— ENTRIES —
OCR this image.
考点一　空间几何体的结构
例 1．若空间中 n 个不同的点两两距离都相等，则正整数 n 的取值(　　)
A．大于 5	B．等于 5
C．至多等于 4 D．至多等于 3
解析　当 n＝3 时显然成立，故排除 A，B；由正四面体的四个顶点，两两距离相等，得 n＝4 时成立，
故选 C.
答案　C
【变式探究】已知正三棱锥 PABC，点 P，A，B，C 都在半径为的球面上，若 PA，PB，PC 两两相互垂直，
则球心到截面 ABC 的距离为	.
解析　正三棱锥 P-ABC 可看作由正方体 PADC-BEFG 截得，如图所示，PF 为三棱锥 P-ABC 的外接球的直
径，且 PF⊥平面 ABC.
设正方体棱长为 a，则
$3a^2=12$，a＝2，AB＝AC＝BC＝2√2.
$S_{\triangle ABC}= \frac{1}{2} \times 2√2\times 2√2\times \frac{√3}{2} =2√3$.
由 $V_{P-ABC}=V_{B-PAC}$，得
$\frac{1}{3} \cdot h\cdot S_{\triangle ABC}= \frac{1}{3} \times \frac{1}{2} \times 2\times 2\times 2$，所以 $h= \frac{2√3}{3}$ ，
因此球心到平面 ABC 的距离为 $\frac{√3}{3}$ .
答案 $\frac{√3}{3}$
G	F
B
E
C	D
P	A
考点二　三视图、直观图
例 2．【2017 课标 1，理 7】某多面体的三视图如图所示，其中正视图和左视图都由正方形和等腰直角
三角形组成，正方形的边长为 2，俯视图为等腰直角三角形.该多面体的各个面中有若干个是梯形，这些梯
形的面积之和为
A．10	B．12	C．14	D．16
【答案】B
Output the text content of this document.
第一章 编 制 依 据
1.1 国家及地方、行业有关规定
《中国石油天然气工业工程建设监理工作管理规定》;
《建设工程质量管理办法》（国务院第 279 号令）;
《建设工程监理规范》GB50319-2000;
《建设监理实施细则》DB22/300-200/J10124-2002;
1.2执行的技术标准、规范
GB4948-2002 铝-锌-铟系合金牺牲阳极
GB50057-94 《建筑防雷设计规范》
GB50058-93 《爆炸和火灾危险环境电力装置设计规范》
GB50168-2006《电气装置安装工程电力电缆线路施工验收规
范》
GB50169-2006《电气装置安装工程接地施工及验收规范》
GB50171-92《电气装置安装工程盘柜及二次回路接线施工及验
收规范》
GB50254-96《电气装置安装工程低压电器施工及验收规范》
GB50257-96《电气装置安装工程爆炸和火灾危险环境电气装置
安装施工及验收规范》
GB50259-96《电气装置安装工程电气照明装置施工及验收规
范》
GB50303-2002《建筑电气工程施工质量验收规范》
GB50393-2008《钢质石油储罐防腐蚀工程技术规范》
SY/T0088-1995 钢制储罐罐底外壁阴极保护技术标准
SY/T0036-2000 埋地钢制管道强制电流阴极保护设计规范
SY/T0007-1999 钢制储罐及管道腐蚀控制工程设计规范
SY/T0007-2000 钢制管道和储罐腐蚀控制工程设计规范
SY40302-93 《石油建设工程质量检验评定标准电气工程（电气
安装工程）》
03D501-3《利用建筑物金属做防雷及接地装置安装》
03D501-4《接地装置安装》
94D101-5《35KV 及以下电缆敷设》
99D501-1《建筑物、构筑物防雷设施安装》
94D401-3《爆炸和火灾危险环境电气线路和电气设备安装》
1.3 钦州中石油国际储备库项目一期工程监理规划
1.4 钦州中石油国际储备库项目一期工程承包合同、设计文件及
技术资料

— EXERCISE REQUIREMENTS —
Extract every entry in the listing word for word.

— SOLUTION TO THIS EXERCISE —
OCR this image.
考点一　空间几何体的结构
例 1．若空间中 n 个不同的点两两距离都相等，则正整数 n 的取值(　　)
A．大于 5	B．等于 5
C．至多等于 4 D．至多等于 3
解析　当 n＝3 时显然成立，故排除 A，B；由正四面体的四个顶点，两两距离相等，得 n＝4 时成立，
故选 C.
答案　C
【变式探究】已知正三棱锥 PABC，点 P，A，B，C 都在半径为的球面上，若 PA，PB，PC 两两相互垂直，
则球心到截面 ABC 的距离为	.
解析　正三棱锥 P-ABC 可看作由正方体 PADC-BEFG 截得，如图所示，PF 为三棱锥 P-ABC 的外接球的直
径，且 PF⊥平面 ABC.
设正方体棱长为 a，则
$3a^2=12$，a＝2，AB＝AC＝BC＝2√2.
$S_{\triangle ABC}= \frac{1}{2} \times 2√2\times 2√2\times \frac{√3}{2} =2√3$.
由 $V_{P-ABC}=V_{B-PAC}$，得
$\frac{1}{3} \cdot h\cdot S_{\triangle ABC}= \frac{1}{3} \times \frac{1}{2} \times 2\times 2\times 2$，所以 $h= \frac{2√3}{3}$ ，
因此球心到平面 ABC 的距离为 $\frac{√3}{3}$ .
答案 $\frac{√3}{3}$
G	F
B
E
C	D
P	A
考点二　三视图、直观图
例 2．【2017 课标 1，理 7】某多面体的三视图如图所示，其中正视图和左视图都由正方形和等腰直角
三角形组成，正方形的边长为 2，俯视图为等腰直角三角形.该多面体的各个面中有若干个是梯形，这些梯
形的面积之和为
A．10	B．12	C．14	D．16
【答案】B
Output the text content of this document.
第一章 编 制 依 据
1.1 国家及地方、行业有关规定
《中国石油天然气工业工程建设监理工作管理规定》;
《建设工程质量管理办法》（国务院第 279 号令）;
《建设工程监理规范》GB50319-2000;
《建设监理实施细则》DB22/300-200/J10124-2002;
1.2执行的技术标准、规范
GB4948-2002 铝-锌-铟系合金牺牲阳极
GB50057-94 《建筑防雷设计规范》
GB50058-93 《爆炸和火灾危险环境电力装置设计规范》
GB50168-2006《电气装置安装工程电力电缆线路施工验收规
范》
GB50169-2006《电气装置安装工程接地施工及验收规范》
GB50171-92《电气装置安装工程盘柜及二次回路接线施工及验
收规范》
GB50254-96《电气装置安装工程低压电器施工及验收规范》
GB50257-96《电气装置安装工程爆炸和火灾危险环境电气装置
安装施工及验收规范》
GB50259-96《电气装置安装工程电气照明装置施工及验收规
范》
GB50303-2002《建筑电气工程施工质量验收规范》
GB50393-2008《钢质石油储罐防腐蚀工程技术规范》
SY/T0088-1995 钢制储罐罐底外壁阴极保护技术标准
SY/T0036-2000 埋地钢制管道强制电流阴极保护设计规范
SY/T0007-1999 钢制储罐及管道腐蚀控制工程设计规范
SY/T0007-2000 钢制管道和储罐腐蚀控制工程设计规范
SY40302-93 《石油建设工程质量检验评定标准电气工程（电气
安装工程）》
03D501-3《利用建筑物金属做防雷及接地装置安装》
03D501-4《接地装置安装》
94D101-5《35KV 及以下电缆敷设》
99D501-1《建筑物、构筑物防雷设施安装》
94D401-3《爆炸和火灾危险环境电气线路和电气设备安装》
1.3 钦州中石油国际储备库项目一期工程监理规划
1.4 钦州中石油国际储备库项目一期工程承包合同、设计文件及
技术资料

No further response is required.